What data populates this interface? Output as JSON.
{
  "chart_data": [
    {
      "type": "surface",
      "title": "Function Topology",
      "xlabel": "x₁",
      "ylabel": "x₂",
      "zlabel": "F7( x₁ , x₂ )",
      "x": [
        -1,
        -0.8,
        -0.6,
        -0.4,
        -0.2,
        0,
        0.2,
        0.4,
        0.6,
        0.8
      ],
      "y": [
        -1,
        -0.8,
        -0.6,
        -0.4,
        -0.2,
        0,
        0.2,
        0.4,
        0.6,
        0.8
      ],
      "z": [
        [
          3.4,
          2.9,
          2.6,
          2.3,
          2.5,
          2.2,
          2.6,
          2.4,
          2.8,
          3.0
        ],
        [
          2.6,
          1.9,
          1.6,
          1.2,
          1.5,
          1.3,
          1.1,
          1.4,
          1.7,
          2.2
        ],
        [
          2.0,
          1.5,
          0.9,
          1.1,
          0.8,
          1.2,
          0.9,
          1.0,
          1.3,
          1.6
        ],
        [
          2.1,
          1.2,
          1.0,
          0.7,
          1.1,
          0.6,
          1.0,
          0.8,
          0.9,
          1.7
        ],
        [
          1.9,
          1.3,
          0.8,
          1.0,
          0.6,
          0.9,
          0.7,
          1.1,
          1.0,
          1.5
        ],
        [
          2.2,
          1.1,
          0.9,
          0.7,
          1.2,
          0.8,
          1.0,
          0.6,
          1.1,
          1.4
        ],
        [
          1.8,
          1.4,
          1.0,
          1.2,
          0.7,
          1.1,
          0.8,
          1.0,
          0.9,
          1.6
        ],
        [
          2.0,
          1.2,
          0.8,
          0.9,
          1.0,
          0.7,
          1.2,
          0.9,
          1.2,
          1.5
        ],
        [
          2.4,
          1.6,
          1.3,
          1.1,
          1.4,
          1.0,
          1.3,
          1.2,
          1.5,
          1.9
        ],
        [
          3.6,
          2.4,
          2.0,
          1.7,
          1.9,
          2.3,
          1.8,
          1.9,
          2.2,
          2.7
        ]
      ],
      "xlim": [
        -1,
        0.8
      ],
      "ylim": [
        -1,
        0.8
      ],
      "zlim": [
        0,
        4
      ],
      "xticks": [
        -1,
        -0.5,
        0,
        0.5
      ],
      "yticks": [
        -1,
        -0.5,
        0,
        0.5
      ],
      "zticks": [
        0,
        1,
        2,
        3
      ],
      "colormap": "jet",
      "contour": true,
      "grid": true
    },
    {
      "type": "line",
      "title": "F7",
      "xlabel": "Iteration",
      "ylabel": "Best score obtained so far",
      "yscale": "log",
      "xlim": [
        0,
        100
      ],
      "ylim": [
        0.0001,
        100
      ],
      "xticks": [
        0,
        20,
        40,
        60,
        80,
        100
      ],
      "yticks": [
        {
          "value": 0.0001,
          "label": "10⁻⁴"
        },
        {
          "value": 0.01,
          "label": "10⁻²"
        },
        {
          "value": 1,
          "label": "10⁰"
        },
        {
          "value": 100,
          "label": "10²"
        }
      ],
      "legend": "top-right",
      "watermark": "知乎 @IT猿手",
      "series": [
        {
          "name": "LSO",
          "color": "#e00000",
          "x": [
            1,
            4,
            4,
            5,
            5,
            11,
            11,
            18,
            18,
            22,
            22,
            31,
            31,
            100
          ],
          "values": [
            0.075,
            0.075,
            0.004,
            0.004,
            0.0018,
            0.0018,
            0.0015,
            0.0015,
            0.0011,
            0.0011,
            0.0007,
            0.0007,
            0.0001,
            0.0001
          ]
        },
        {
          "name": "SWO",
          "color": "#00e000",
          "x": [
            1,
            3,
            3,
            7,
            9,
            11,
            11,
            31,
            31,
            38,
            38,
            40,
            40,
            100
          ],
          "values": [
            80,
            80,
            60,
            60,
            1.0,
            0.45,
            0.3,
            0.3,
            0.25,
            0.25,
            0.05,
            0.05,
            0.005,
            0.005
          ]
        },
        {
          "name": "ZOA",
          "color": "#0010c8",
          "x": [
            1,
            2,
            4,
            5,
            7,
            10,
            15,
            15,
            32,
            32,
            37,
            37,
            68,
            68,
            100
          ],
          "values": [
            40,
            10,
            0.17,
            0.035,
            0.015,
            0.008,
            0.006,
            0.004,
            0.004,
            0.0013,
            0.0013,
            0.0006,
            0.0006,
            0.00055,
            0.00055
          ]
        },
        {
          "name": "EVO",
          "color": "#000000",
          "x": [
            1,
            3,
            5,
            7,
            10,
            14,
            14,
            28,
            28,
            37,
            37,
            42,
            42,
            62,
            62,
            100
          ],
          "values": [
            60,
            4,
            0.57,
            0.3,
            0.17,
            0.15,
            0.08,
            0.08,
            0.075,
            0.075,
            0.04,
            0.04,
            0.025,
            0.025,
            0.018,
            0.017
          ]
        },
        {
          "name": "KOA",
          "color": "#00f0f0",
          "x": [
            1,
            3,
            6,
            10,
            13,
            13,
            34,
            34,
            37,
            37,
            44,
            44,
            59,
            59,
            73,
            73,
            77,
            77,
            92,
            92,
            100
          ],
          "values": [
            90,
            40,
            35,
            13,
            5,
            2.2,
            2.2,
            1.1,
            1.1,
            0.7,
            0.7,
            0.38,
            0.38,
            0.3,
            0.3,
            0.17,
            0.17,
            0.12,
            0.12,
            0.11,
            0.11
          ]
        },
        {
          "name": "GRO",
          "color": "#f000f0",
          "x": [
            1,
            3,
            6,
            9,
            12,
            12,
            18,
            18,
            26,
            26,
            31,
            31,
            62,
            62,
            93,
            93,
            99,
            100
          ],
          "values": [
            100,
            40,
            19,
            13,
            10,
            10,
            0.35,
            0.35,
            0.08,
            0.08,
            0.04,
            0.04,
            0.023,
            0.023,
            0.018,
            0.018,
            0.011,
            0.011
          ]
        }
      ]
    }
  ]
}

**Exercise goal:**
Repeat every entry exactly as written above.

**Answer to this problem:**
What data populates this interface? Output as JSON.
{
  "chart_data": [
    {
      "type": "surface",
      "title": "Function Topology",
      "xlabel": "x₁",
      "ylabel": "x₂",
      "zlabel": "F7( x₁ , x₂ )",
      "x": [
        -1,
        -0.8,
        -0.6,
        -0.4,
        -0.2,
        0,
        0.2,
        0.4,
        0.6,
        0.8
      ],
      "y": [
        -1,
        -0.8,
        -0.6,
        -0.4,
        -0.2,
        0,
        0.2,
        0.4,
        0.6,
        0.8
      ],
      "z": [
        [
          3.4,
          2.9,
          2.6,
          2.3,
          2.5,
          2.2,
          2.6,
          2.4,
          2.8,
          3.0
        ],
        [
          2.6,
          1.9,
          1.6,
          1.2,
          1.5,
          1.3,
          1.1,
          1.4,
          1.7,
          2.2
        ],
        [
          2.0,
          1.5,
          0.9,
          1.1,
          0.8,
          1.2,
          0.9,
          1.0,
          1.3,
          1.6
        ],
        [
          2.1,
          1.2,
          1.0,
          0.7,
          1.1,
          0.6,
          1.0,
          0.8,
          0.9,
          1.7
        ],
        [
          1.9,
          1.3,
          0.8,
          1.0,
          0.6,
          0.9,
          0.7,
          1.1,
          1.0,
          1.5
        ],
        [
          2.2,
          1.1,
          0.9,
          0.7,
          1.2,
          0.8,
          1.0,
          0.6,
          1.1,
          1.4
        ],
        [
          1.8,
          1.4,
          1.0,
          1.2,
          0.7,
          1.1,
          0.8,
          1.0,
          0.9,
          1.6
        ],
        [
          2.0,
          1.2,
          0.8,
          0.9,
          1.0,
          0.7,
          1.2,
          0.9,
          1.2,
          1.5
        ],
        [
          2.4,
          1.6,
          1.3,
          1.1,
          1.4,
          1.0,
          1.3,
          1.2,
          1.5,
          1.9
        ],
        [
          3.6,
          2.4,
          2.0,
          1.7,
          1.9,
          2.3,
          1.8,
          1.9,
          2.2,
          2.7
        ]
      ],
      "xlim": [
        -1,
        0.8
      ],
      "ylim": [
        -1,
        0.8
      ],
      "zlim": [
        0,
        4
      ],
      "xticks": [
        -1,
        -0.5,
        0,
        0.5
      ],
      "yticks": [
        -1,
        -0.5,
        0,
        0.5
      ],
      "zticks": [
        0,
        1,
        2,
        3
      ],
      "colormap": "jet",
      "contour": true,
      "grid": true
    },
    {
      "type": "line",
      "title": "F7",
      "xlabel": "Iteration",
      "ylabel": "Best score obtained so far",
      "yscale": "log",
      "xlim": [
        0,
        100
      ],
      "ylim": [
        0.0001,
        100
      ],
      "xticks": [
        0,
        20,
        40,
        60,
        80,
        100
      ],
      "yticks": [
        {
          "value": 0.0001,
          "label": "10⁻⁴"
        },
        {
          "value": 0.01,
          "label": "10⁻²"
        },
        {
          "value": 1,
          "label": "10⁰"
        },
        {
          "value": 100,
          "label": "10²"
        }
      ],
      "legend": "top-right",
      "watermark": "知乎 @IT猿手",
      "series": [
        {
          "name": "LSO",
          "color": "#e00000",
          "x": [
            1,
            4,
            4,
            5,
            5,
            11,
            11,
            18,
            18,
            22,
            22,
            31,
            31,
            100
          ],
          "values": [
            0.075,
            0.075,
            0.004,
            0.004,
            0.0018,
            0.0018,
            0.0015,
            0.0015,
            0.0011,
            0.0011,
            0.0007,
            0.0007,
            0.0001,
            0.0001
          ]
        },
        {
          "name": "SWO",
          "color": "#00e000",
          "x": [
            1,
            3,
            3,
            7,
            9,
            11,
            11,
            31,
            31,
            38,
            38,
            40,
            40,
            100
          ],
          "values": [
            80,
            80,
            60,
            60,
            1.0,
            0.45,
            0.3,
            0.3,
            0.25,
            0.25,
            0.05,
            0.05,
            0.005,
            0.005
          ]
        },
        {
          "name": "ZOA",
          "color": "#0010c8",
          "x": [
            1,
            2,
            4,
            5,
            7,
            10,
            15,
            15,
            32,
            32,
            37,
            37,
            68,
            68,
            100
          ],
          "values": [
            40,
            10,
            0.17,
            0.035,
            0.015,
            0.008,
            0.006,
            0.004,
            0.004,
            0.0013,
            0.0013,
            0.0006,
            0.0006,
            0.00055,
            0.00055
          ]
        },
        {
          "name": "EVO",
          "color": "#000000",
          "x": [
            1,
            3,
            5,
            7,
            10,
            14,
            14,
            28,
            28,
            37,
            37,
            42,
            42,
            62,
            62,
            100
          ],
          "values": [
            60,
            4,
            0.57,
            0.3,
            0.17,
            0.15,
            0.08,
            0.08,
            0.075,
            0.075,
            0.04,
            0.04,
            0.025,
            0.025,
            0.018,
            0.017
          ]
        },
        {
          "name": "KOA",
          "color": "#00f0f0",
          "x": [
            1,
            3,
            6,
            10,
            13,
            13,
            34,
            34,
            37,
            37,
            44,
            44,
            59,
            59,
            73,
            73,
            77,
            77,
            92,
            92,
            100
          ],
          "values": [
            90,
            40,
            35,
            13,
            5,
            2.2,
            2.2,
            1.1,
            1.1,
            0.7,
            0.7,
            0.38,
            0.38,
            0.3,
            0.3,
            0.17,
            0.17,
            0.12,
            0.12,
            0.11,
            0.11
          ]
        },
        {
          "name": "GRO",
          "color": "#f000f0",
          "x": [
            1,
            3,
            6,
            9,
            12,
            12,
            18,
            18,
            26,
            26,
            31,
            31,
            62,
            62,
            93,
            93,
            99,
            100
          ],
          "values": [
            100,
            40,
            19,
            13,
            10,
            10,
            0.35,
            0.35,
            0.08,
            0.08,
            0.04,
            0.04,
            0.023,
            0.023,
            0.018,
            0.018,
            0.011,
            0.011
          ]
        }
      ]
    }
  ]
}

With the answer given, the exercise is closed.